Carry on the passage below about the orphaned Bradshaw sisters of St. Thomas, starting right after its final sentence.

--- EXTRACTED TEXT ---
---+---

The Danish West Indies have just become the U.S. Virgin Islands, and the Bradshaw family of St. Thomas is about to suffer two tragedies. Mrs. Bradshaw will give birth to a second daughter, and Mr. Bradshaw will drown when his ship goes down.  Raised in luxury, older daughter Eeona attended finishing school, and knows how to walk, talk and pour tea like a proper lady.  her beauty is known throughout the islands, and at first the suitors were quite literally lined up down the block. Hers is a beauty that can sink ships. The man she loves will never, and can never marry her, and when her father drowns, the suitors see a desperate fatherless daughter instead of the daughter of a shipping magnate.  Offered a chance to finally make her own living, Mrs. Bradshaw takes her fashionable wares to America, to get her own contracts. She comes home ill and dying. Within the year, the sisters are orphaned and destitute.  Eeona wants only what her father promised her, and baby Anette is too young to want anything at all.

---+---

--- DATASET EXTRACT ---
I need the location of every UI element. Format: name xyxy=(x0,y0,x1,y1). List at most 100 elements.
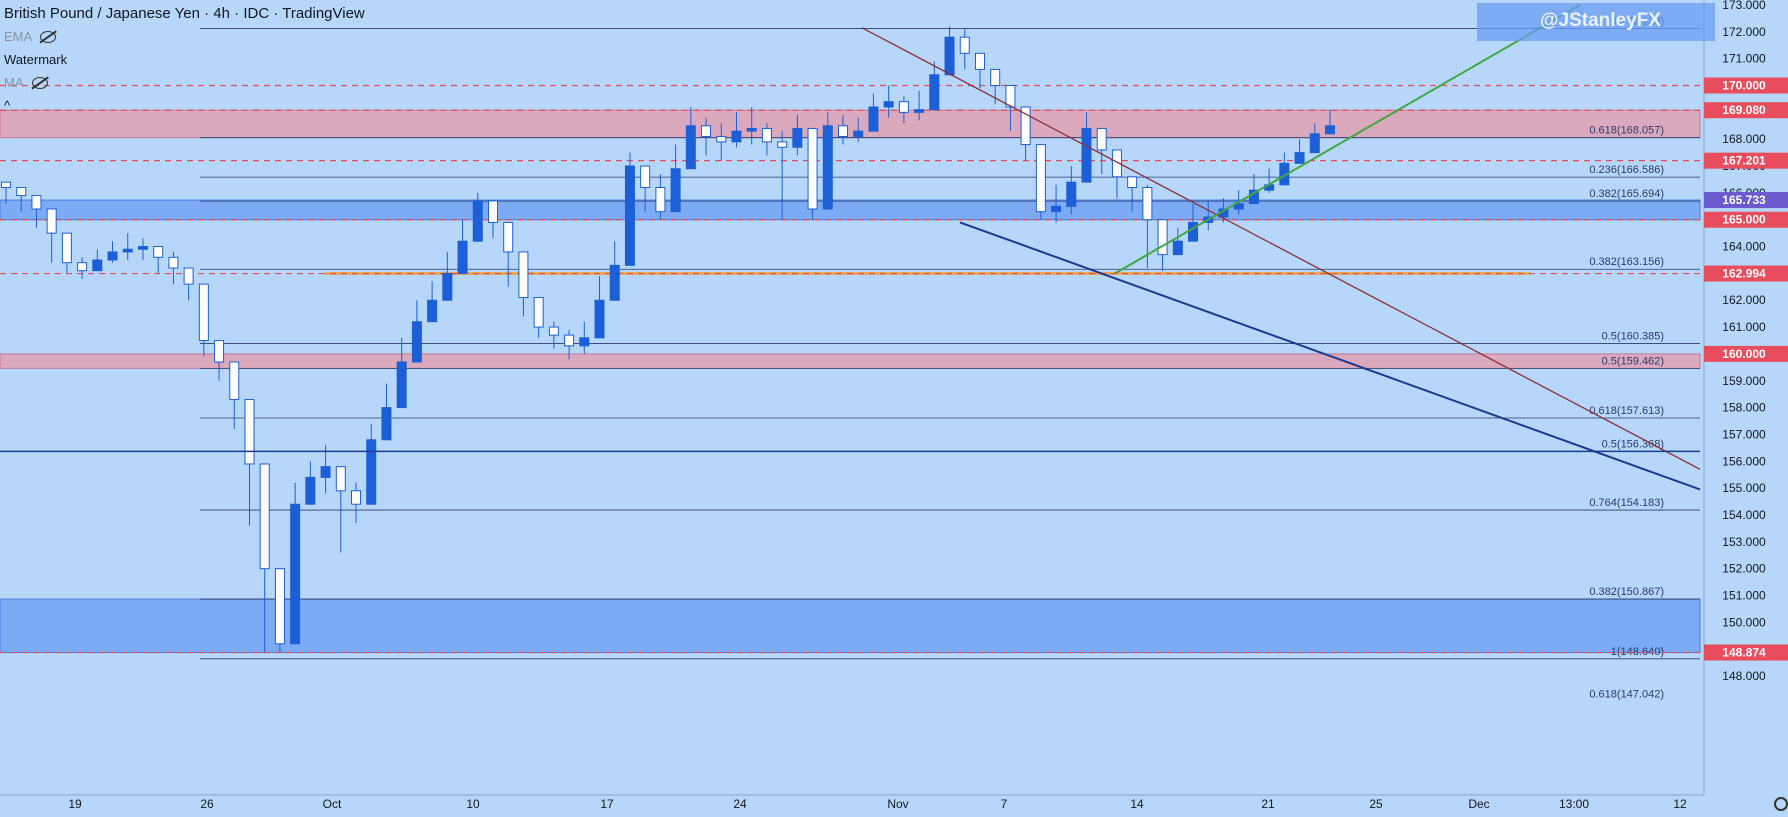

---+---

--- ANSWER TO THE EXERCISE ---
 

Just as much as the story follows the family drama of the Bradshaw family, it follows the history of the island of St. Thomas of the Virgin Islands. In the early 1900s, the islands of St. Thomas, St. Croix, and St. John were literally sold to the United States, ceased to be the Danish West Indies and became the U.S. Virgin Islands. What could America bring to the islands, besides citizenship? How about Prohobition, a war, racism, sleazy movies, and capitalism, just to start.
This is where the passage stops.